## Problem
Write out the listing below in full and exactly, leaving out every picture.

---------- Available data

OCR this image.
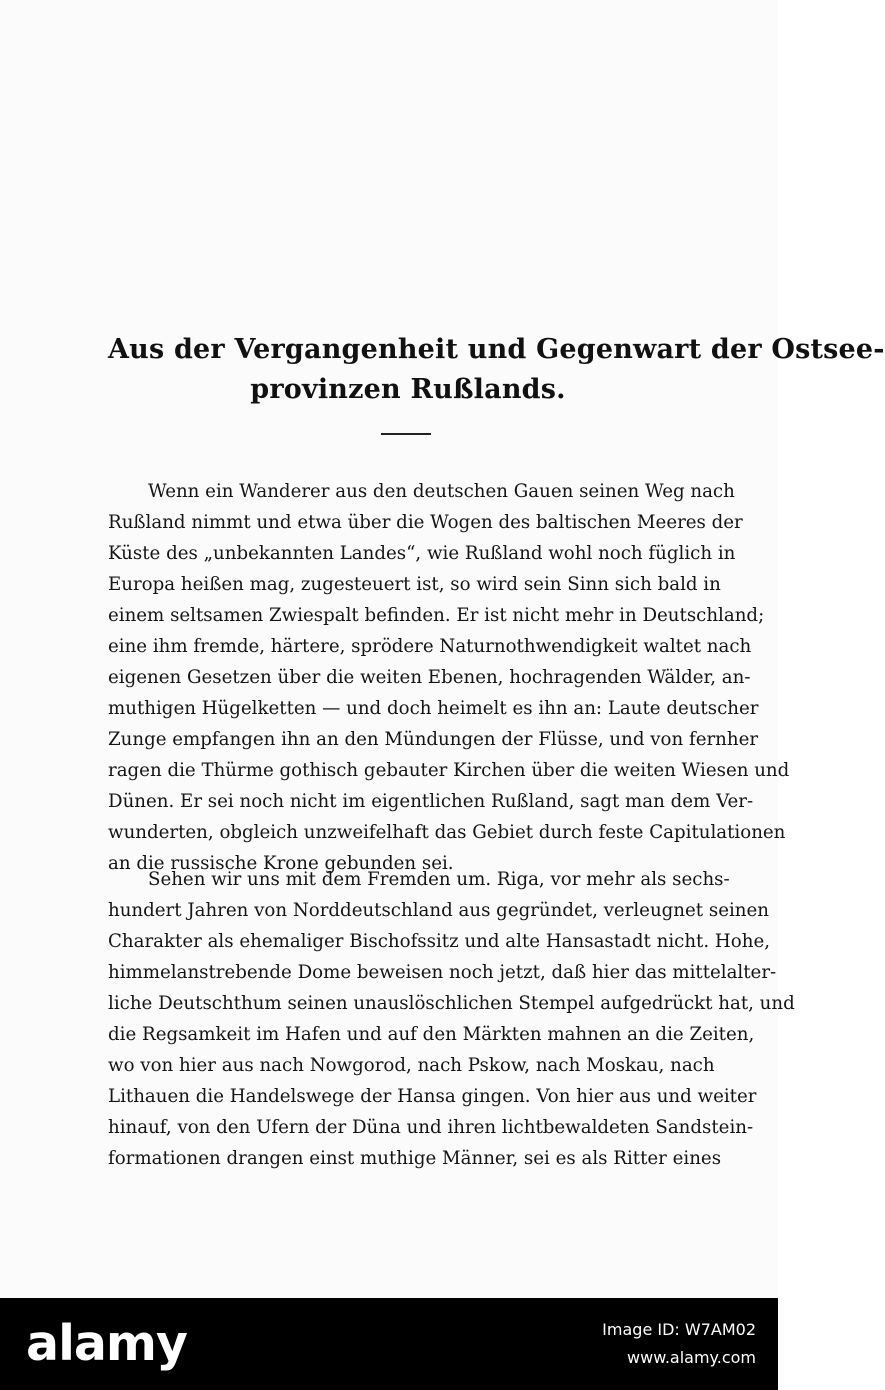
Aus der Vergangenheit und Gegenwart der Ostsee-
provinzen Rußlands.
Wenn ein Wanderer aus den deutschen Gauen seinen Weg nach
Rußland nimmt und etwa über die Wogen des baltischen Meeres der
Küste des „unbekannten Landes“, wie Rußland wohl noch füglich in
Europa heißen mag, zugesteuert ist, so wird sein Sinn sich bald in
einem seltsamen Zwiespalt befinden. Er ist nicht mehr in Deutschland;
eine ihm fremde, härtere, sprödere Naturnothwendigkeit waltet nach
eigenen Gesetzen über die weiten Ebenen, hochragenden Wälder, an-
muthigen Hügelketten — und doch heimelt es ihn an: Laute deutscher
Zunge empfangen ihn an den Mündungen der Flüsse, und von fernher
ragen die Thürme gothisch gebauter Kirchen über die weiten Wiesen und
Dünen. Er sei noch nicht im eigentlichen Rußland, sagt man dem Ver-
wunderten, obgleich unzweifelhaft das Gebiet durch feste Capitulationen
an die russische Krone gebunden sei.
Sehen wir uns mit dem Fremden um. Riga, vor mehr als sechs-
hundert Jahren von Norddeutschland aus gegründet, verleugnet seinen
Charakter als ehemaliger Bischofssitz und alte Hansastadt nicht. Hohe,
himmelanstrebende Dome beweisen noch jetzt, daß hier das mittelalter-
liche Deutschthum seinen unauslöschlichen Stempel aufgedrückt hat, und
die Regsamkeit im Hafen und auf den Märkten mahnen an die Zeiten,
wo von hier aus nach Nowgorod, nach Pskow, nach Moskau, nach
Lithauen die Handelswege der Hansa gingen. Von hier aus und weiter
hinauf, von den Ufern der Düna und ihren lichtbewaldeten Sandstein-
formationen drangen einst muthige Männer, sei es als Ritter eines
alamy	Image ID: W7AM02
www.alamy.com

--------------------

## Response to this task
OCR this image.
Aus der Vergangenheit und Gegenwart der Ostsee-
provinzen Rußlands.
Wenn ein Wanderer aus den deutschen Gauen seinen Weg nach
Rußland nimmt und etwa über die Wogen des baltischen Meeres der
Küste des „unbekannten Landes“, wie Rußland wohl noch füglich in
Europa heißen mag, zugesteuert ist, so wird sein Sinn sich bald in
einem seltsamen Zwiespalt befinden. Er ist nicht mehr in Deutschland;
eine ihm fremde, härtere, sprödere Naturnothwendigkeit waltet nach
eigenen Gesetzen über die weiten Ebenen, hochragenden Wälder, an-
muthigen Hügelketten — und doch heimelt es ihn an: Laute deutscher
Zunge empfangen ihn an den Mündungen der Flüsse, und von fernher
ragen die Thürme gothisch gebauter Kirchen über die weiten Wiesen und
Dünen. Er sei noch nicht im eigentlichen Rußland, sagt man dem Ver-
wunderten, obgleich unzweifelhaft das Gebiet durch feste Capitulationen
an die russische Krone gebunden sei.
Sehen wir uns mit dem Fremden um. Riga, vor mehr als sechs-
hundert Jahren von Norddeutschland aus gegründet, verleugnet seinen
Charakter als ehemaliger Bischofssitz und alte Hansastadt nicht. Hohe,
himmelanstrebende Dome beweisen noch jetzt, daß hier das mittelalter-
liche Deutschthum seinen unauslöschlichen Stempel aufgedrückt hat, und
die Regsamkeit im Hafen und auf den Märkten mahnen an die Zeiten,
wo von hier aus nach Nowgorod, nach Pskow, nach Moskau, nach
Lithauen die Handelswege der Hansa gingen. Von hier aus und weiter
hinauf, von den Ufern der Düna und ihren lichtbewaldeten Sandstein-
formationen drangen einst muthige Männer, sei es als Ritter eines
alamy	Image ID: W7AM02
www.alamy.com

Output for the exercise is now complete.